*Directions*
[1] Answer these from the hickory thread:
(a) How long had LemonadeJay's chopping block log been sitting in the back yard?
(b) What did duncsuss wipe onto the hickory tool handles?
(c) Which wood does David Hill say hickory is closely related to?
[2] Reproduce the stretch of the hickory thread from "## duncsuss (Mar" through "Ford (Mar 7, 2014)", renaming "skew" to "gouge".

# Hickory



## LemonadeJay (Mar 7, 2014)

I have never turned hickory before but tonight I decided to cut into my chopping block. It is a log at least two feet across and has been sitting in my back yard for 2-3 years. Lots of nice looking spalt with a mix of light and darker woods. Once I brought it over to the garage light, I almost dropped it at the look of it.

Does it turn into bowls nice? How does it finish?

Sorry for no pics yet I need to get it inside with the light.

Jay


----------



## duncsuss (Mar 7, 2014)

I don't know about bowls, but I've made several tool handles from some hickory billets that I got here on WB.

It could be a little splintery at times, but with a freshly honed skew the surface was clean and it needed no sanding. I just wiped some BLO on and burnished it on the lathe.

Reactions: Like 1


----------



## Dennis Ford (Mar 7, 2014)

Hickory makes good bowls, vases etc.


----------



## Steve Walker (Mar 7, 2014)

If it's anything like the last piece of "aged" hickory I turned, hot shavings and hot tool, so you'll want a glove on your left hand. 
I had a hickory crotch that laid outside my shop for about three years. Hard, hard, hard,the chainsaw still hates me.
I did end up with a nice bowl out of one of the halves, the other helped heat my house. I didn't care to torture myself further.


----------



## TimR (Mar 7, 2014)

Nice stuff, can get some killer nice spalting. I have a wet piece with some spalting someone gave me a week or so ago...may do something with it this weekend. Don't remember any issues turning it.


----------



## David Hill (Mar 7, 2014)

It and Pecan are closely related. Pecan gets harder as it dries---I've seen one fella call it pecancrete. +1 on the hot shavings. Pecan makes nice bowls, vases,platters, etc so I imagine hickory will do just as well. Still trying to find some hickory in my area so I can try it.


----------



## SDB777 (Mar 8, 2014)

I like me some Hickory....

http://i29.Rule #2/albums/c271/SDB777/Available%20pens/EFPHickory002_zpsf1899f2e.jpg









Scott (PignutHickory turns like butter) B

Reactions: Like 1 | EyeCandy! 3 | Funny 1


----------



## ironman123 (Mar 8, 2014)

Those look nice Scott.

Ray


----------



## LemonadeJay (Mar 8, 2014)

At least this hickory will burn well in the pizza oven if this bowl doesn't work out.

Reactions: Like 1 | EyeCandy! 3


----------

*Material*
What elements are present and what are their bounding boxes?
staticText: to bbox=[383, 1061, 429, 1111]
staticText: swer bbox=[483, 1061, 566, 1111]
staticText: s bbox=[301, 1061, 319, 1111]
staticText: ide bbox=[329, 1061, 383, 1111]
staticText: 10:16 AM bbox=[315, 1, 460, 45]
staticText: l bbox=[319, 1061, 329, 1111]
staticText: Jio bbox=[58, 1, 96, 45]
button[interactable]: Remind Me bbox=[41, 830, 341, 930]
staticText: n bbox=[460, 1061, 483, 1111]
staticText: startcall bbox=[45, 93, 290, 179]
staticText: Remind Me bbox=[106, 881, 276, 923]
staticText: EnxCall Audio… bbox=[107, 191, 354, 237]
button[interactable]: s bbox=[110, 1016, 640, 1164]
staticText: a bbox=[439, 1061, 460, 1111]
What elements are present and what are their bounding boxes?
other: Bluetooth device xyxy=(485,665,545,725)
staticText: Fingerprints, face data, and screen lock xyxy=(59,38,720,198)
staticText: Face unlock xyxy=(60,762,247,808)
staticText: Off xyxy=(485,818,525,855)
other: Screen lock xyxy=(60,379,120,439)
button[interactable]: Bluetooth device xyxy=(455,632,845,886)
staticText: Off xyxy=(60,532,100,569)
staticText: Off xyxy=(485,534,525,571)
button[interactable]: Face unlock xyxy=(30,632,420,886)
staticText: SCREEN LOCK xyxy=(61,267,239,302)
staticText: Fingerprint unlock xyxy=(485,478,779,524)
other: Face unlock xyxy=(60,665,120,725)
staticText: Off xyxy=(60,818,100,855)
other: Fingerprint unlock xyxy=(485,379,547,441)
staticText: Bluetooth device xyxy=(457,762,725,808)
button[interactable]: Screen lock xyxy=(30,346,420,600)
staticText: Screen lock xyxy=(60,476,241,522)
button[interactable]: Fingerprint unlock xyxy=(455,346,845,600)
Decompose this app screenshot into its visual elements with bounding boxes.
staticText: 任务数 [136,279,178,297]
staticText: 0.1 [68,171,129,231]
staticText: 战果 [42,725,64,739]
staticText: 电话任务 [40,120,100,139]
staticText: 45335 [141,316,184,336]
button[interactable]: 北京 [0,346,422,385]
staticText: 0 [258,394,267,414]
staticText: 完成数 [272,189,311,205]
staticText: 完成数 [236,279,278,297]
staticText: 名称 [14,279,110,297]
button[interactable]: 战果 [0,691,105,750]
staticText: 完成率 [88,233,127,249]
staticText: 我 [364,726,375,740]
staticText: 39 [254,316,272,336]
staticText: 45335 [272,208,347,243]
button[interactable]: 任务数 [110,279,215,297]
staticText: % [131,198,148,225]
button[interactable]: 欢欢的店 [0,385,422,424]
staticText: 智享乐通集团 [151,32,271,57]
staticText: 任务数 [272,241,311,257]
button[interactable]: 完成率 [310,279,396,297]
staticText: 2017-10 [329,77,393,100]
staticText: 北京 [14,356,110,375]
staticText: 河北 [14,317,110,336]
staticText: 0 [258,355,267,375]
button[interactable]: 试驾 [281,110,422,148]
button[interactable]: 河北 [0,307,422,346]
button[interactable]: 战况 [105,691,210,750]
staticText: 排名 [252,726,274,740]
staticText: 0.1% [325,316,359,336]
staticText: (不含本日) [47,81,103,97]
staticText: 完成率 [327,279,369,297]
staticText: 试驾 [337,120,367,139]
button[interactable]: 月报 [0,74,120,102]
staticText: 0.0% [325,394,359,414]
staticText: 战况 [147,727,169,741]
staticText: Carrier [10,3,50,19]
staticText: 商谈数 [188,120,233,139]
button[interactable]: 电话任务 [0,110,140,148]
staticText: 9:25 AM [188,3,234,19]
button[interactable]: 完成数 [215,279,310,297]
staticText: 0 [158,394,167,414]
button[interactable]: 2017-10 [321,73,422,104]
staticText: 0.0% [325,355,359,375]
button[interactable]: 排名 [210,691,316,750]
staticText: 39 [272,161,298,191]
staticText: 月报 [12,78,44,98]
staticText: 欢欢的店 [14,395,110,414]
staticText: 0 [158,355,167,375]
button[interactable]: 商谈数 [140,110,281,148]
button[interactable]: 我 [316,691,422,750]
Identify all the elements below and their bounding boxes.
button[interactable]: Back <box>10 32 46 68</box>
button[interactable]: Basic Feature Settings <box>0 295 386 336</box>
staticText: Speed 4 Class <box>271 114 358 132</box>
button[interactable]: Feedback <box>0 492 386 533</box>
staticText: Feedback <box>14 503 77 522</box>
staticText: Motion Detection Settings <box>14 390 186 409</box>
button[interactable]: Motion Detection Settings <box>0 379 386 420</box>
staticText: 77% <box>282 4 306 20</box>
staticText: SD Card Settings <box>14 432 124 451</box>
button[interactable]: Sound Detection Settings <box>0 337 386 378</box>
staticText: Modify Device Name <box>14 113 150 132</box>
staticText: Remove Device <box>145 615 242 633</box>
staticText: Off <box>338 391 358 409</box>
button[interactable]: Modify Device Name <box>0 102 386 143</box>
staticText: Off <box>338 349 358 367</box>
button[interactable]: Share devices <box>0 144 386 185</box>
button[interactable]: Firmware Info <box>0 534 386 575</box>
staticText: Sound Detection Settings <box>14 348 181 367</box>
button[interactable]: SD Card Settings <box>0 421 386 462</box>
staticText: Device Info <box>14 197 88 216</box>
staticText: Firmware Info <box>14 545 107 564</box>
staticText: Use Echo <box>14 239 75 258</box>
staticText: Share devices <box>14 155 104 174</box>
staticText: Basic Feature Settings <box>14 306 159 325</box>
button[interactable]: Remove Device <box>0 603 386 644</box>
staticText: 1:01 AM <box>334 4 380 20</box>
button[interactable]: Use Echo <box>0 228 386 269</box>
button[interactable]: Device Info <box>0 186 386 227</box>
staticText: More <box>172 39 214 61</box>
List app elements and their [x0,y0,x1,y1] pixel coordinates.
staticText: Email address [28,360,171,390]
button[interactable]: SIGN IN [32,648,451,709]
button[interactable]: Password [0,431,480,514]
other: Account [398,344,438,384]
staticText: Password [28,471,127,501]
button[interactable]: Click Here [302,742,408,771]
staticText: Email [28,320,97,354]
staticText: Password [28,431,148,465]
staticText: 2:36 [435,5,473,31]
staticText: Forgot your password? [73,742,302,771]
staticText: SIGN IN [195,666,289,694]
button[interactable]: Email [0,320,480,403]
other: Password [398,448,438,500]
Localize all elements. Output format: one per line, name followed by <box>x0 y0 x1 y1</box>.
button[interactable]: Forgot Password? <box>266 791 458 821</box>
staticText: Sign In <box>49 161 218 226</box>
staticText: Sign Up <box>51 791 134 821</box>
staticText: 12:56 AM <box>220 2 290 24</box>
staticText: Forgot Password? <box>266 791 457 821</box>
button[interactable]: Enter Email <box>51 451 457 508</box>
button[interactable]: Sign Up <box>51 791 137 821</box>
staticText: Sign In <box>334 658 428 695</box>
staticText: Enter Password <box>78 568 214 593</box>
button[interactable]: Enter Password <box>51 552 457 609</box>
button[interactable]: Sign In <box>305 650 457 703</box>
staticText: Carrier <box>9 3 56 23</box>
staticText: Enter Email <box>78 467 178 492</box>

*The solutions*
[1]
(a) 2-3 years
(b) BLO
(c) Pecan

[2]
## duncsuss (Mar 7, 2014)

I don't know about bowls, but I've made several tool handles from some hickory billets that I got here on WB.

It could be a little splintery at times, but with a freshly honed gouge the surface was clean and it needed no sanding. I just wiped some BLO on and burnished it on the lathe.

Reactions: Like 1


----------



## Dennis Ford (Mar 7, 2014)